> **Problem statement**
Reproduce the data below word for word, starting with the line that contains "Text: 2x + 3 = 71: 2x" and going on through the line that contains "FancyBboxPatch shape [349, 357, 525, 437]", with both of those lines included.

※

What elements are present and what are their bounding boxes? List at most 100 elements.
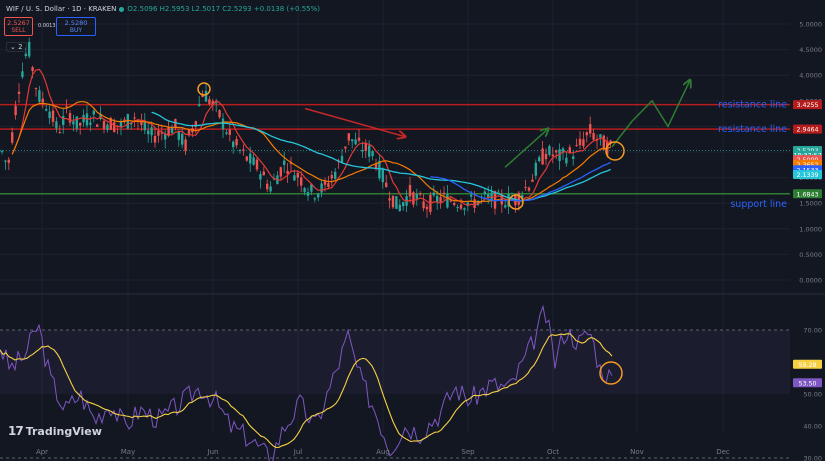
symbol-title[interactable]: WIF / U. S. Dollar · 1D · KRAKEN	[6, 5, 117, 13]
spread-value: 0.0013	[38, 23, 56, 29]
candle	[269, 181, 272, 194]
sell-button[interactable]: 2.5267 SELL	[4, 17, 33, 36]
candle-body	[548, 145, 551, 155]
candle-body	[126, 114, 129, 129]
candles	[0, 37, 612, 218]
candle	[136, 118, 140, 130]
candle-body	[340, 155, 344, 163]
candle	[221, 113, 225, 139]
candle	[225, 129, 228, 136]
candle-body	[14, 105, 17, 116]
candle-body	[555, 150, 558, 153]
candle-body	[184, 139, 187, 152]
candle	[41, 91, 44, 109]
candle	[150, 121, 153, 143]
buy-label: BUY	[69, 27, 83, 34]
tradingview-logo-icon: 17	[8, 424, 24, 438]
candle-body	[609, 140, 612, 144]
candle-body	[351, 139, 354, 142]
candle-body	[238, 150, 242, 152]
candle	[531, 174, 534, 182]
candle	[58, 125, 61, 134]
candle-body	[582, 139, 585, 147]
candle	[446, 185, 449, 209]
candle-body	[504, 205, 507, 208]
candle	[408, 176, 412, 203]
candle	[238, 148, 242, 154]
candle-body	[252, 157, 255, 165]
candle-body	[92, 110, 95, 115]
highlight-circle-rsi	[599, 361, 623, 385]
candle-body	[279, 167, 282, 177]
candle-body	[221, 118, 225, 130]
axis-label-bg	[793, 124, 822, 134]
candle	[228, 122, 231, 142]
candle	[7, 156, 10, 171]
candle-body	[106, 124, 109, 130]
candle	[599, 133, 602, 146]
buy-button[interactable]: 2.5280 BUY	[56, 17, 96, 36]
candle-body	[51, 110, 55, 122]
candle	[242, 144, 245, 156]
candle	[422, 194, 425, 212]
candle	[303, 186, 306, 196]
candle-body	[330, 175, 333, 179]
candle-body	[544, 153, 548, 160]
axis-label-text: 59.28	[798, 362, 816, 369]
sell-price: 2.5267	[7, 19, 30, 27]
rsi-axis-label: 53.50	[793, 378, 822, 388]
candle-body	[323, 180, 327, 185]
candle-body	[170, 127, 174, 134]
price-axis-tick: 1.0000	[799, 225, 822, 233]
candle-body	[68, 113, 72, 123]
candle	[442, 186, 446, 200]
candle	[157, 124, 160, 143]
candle-body	[62, 116, 65, 125]
indicators-toggle[interactable]: ⌄ 2	[6, 42, 27, 52]
candle	[432, 185, 435, 198]
candle-body	[0, 150, 4, 153]
candle	[96, 123, 99, 128]
candle-body	[374, 163, 378, 169]
candle-body	[313, 198, 316, 200]
candle-body	[575, 144, 578, 146]
rsi-axis-tick: 40.00	[803, 423, 822, 431]
time-axis-label: Dec	[716, 448, 730, 456]
candle-body	[38, 90, 41, 102]
tradingview-logo[interactable]: 17 TradingView	[8, 424, 102, 438]
candle-body	[119, 121, 123, 127]
candle	[551, 147, 554, 164]
candle-body	[551, 154, 554, 157]
price-axis-tick: 4.5000	[799, 46, 822, 54]
candle-body	[531, 179, 534, 182]
downtrend-arrow	[304, 107, 405, 136]
axis-label-text: 1.6843	[796, 191, 818, 198]
candle	[62, 108, 65, 134]
rsi-ma-line	[0, 333, 613, 448]
candle	[313, 196, 316, 203]
annotation-resistance-lower: resistance line	[718, 124, 787, 135]
indicators-count: 2	[18, 43, 23, 51]
candle-body	[113, 122, 116, 132]
axis-label-bg	[793, 100, 822, 110]
candle	[344, 146, 347, 153]
candle-body	[21, 71, 24, 78]
candle	[266, 179, 269, 193]
axis-label-bg	[793, 359, 822, 369]
rsi-axis-tick: 30.00	[803, 455, 822, 461]
tradingview-logo-text: TradingView	[25, 424, 102, 438]
candle	[21, 62, 24, 79]
candle	[38, 85, 41, 104]
candle-body	[160, 132, 163, 134]
candle	[143, 113, 146, 135]
candle	[548, 144, 551, 157]
candle-body	[153, 136, 157, 143]
candle-body	[432, 192, 435, 196]
candle	[187, 128, 191, 137]
candle-body	[34, 88, 38, 90]
candle-body	[82, 114, 85, 123]
candle-body	[167, 126, 170, 136]
candle-body	[143, 121, 146, 131]
price-axis-label: 3.4255	[793, 100, 822, 110]
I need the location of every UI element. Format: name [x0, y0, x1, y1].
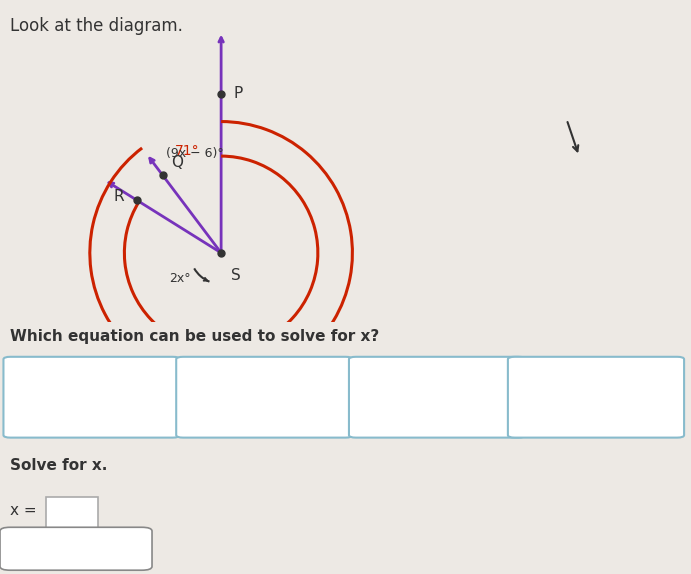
Text: 2x + 3 = 71: 2x + 3 = 71 [222, 390, 307, 404]
Text: 11x − 6 = 71: 11x − 6 = 71 [45, 390, 138, 404]
FancyBboxPatch shape [3, 357, 180, 437]
Text: 7x − 6 = 71: 7x − 6 = 71 [553, 390, 638, 404]
Text: 2x°: 2x° [169, 272, 191, 285]
Text: x =: x = [10, 503, 37, 518]
Text: S: S [231, 268, 241, 283]
Text: (9x − 6)°: (9x − 6)° [166, 146, 224, 160]
Text: Q: Q [171, 155, 183, 170]
FancyBboxPatch shape [46, 497, 98, 530]
Text: Save answer: Save answer [32, 542, 120, 556]
Text: 71°: 71° [175, 144, 200, 158]
Text: Look at the diagram.: Look at the diagram. [10, 17, 183, 35]
Text: 2x + 3x = 71: 2x + 3x = 71 [390, 390, 484, 404]
FancyBboxPatch shape [349, 357, 525, 437]
FancyBboxPatch shape [508, 357, 684, 437]
Text: P: P [234, 86, 243, 101]
Text: Which equation can be used to solve for x?: Which equation can be used to solve for … [10, 329, 379, 344]
FancyBboxPatch shape [0, 528, 152, 570]
Text: R: R [114, 189, 124, 204]
Text: Solve for x.: Solve for x. [10, 458, 108, 473]
FancyBboxPatch shape [176, 357, 352, 437]
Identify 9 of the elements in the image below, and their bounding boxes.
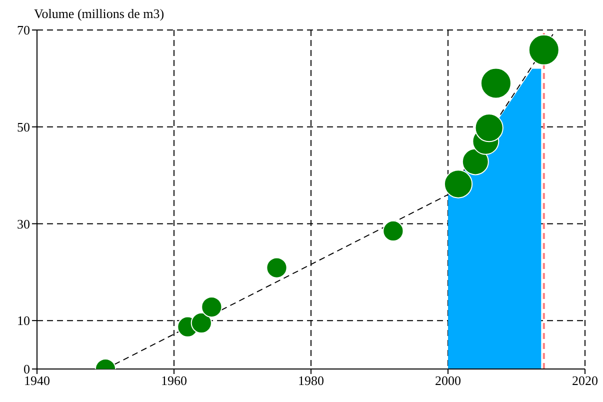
x-tick-label: 1980 <box>298 373 324 388</box>
y-tick-label: 70 <box>17 22 30 38</box>
x-tick-label: 2020 <box>572 373 598 388</box>
x-tick-label: 1960 <box>161 373 187 388</box>
y-tick-label: 10 <box>17 313 30 328</box>
y-tick-label: 50 <box>17 119 30 134</box>
y-tick-label: 30 <box>17 216 30 232</box>
y-axis-title: Volume (millions de m3) <box>34 6 164 22</box>
x-tick-label: 2000 <box>435 373 461 388</box>
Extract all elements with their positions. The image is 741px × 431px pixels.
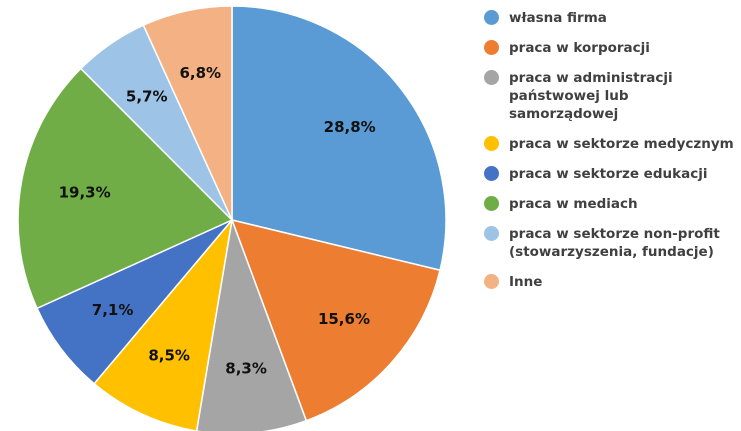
pie-slice <box>195 217 308 431</box>
legend-item: praca w administracji państwowej lub sam… <box>484 69 741 123</box>
legend-item: Inne <box>484 273 741 291</box>
legend-swatch <box>484 166 499 181</box>
pie-slice <box>231 5 447 272</box>
legend-label: praca w mediach <box>509 196 638 212</box>
legend-item: praca w sektorze non-profit (stowarzysze… <box>484 225 741 261</box>
legend-item: praca w korporacji <box>484 39 741 57</box>
data-label: 15,6% <box>318 310 370 328</box>
data-label: 8,3% <box>225 360 267 378</box>
data-label: 7,1% <box>92 301 134 319</box>
legend-label: praca w korporacji <box>509 40 650 56</box>
legend-label: praca w sektorze non-profit (stowarzysze… <box>509 226 720 260</box>
legend-swatch <box>484 196 499 211</box>
legend: własna firma praca w korporacji praca w ad… <box>484 9 741 303</box>
data-label: 6,8% <box>179 64 221 82</box>
pie-slice <box>17 67 234 310</box>
legend-item: praca w sektorze medycznym <box>484 135 741 153</box>
legend-item: własna firma <box>484 9 741 27</box>
legend-item: praca w sektorze edukacji <box>484 165 741 183</box>
legend-swatch <box>484 136 499 151</box>
legend-swatch <box>484 10 499 25</box>
pie-slice <box>142 5 233 221</box>
data-label: 5,7% <box>126 87 168 105</box>
legend-label: praca w sektorze medycznym <box>509 136 734 152</box>
legend-label: praca w administracji państwowej lub sam… <box>509 70 673 122</box>
data-label: 19,3% <box>59 184 111 202</box>
legend-swatch <box>484 226 499 241</box>
legend-label: własna firma <box>509 10 607 26</box>
legend-swatch <box>484 70 499 85</box>
legend-item: praca w mediach <box>484 195 741 213</box>
pie-slice <box>230 218 441 422</box>
legend-swatch <box>484 40 499 55</box>
data-label: 28,8% <box>324 118 376 136</box>
data-label: 8,5% <box>148 346 190 364</box>
legend-swatch <box>484 274 499 289</box>
legend-label: Inne <box>509 274 543 290</box>
pie-slice <box>93 217 234 431</box>
chart: 28,8% 15,6% 8,3% 8,5% 7,1% 19,3% 5,7% 6,8% <box>17 5 447 431</box>
legend-label: praca w sektorze edukacji <box>509 166 708 182</box>
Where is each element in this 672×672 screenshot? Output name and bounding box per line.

※

> **Response to this task**
Text: 2x + 3 = 71: 2x + 3 = 71 [222, 390, 307, 404]
Text: 11x − 6 = 71: 11x − 6 = 71 [45, 390, 138, 404]
FancyBboxPatch shape [3, 357, 180, 437]
Text: 7x − 6 = 71: 7x − 6 = 71 [553, 390, 638, 404]
Text: 2x°: 2x° [169, 272, 191, 285]
Text: x =: x = [10, 503, 37, 518]
Text: S: S [231, 268, 241, 283]
Text: (9x − 6)°: (9x − 6)° [166, 146, 224, 160]
Text: Q: Q [171, 155, 183, 170]
FancyBboxPatch shape [46, 497, 98, 530]
Text: Save answer: Save answer [32, 542, 120, 556]
Text: 71°: 71° [175, 144, 200, 158]
Text: Look at the diagram.: Look at the diagram. [10, 17, 183, 35]
Text: 2x + 3x = 71: 2x + 3x = 71 [390, 390, 484, 404]
FancyBboxPatch shape [349, 357, 525, 437]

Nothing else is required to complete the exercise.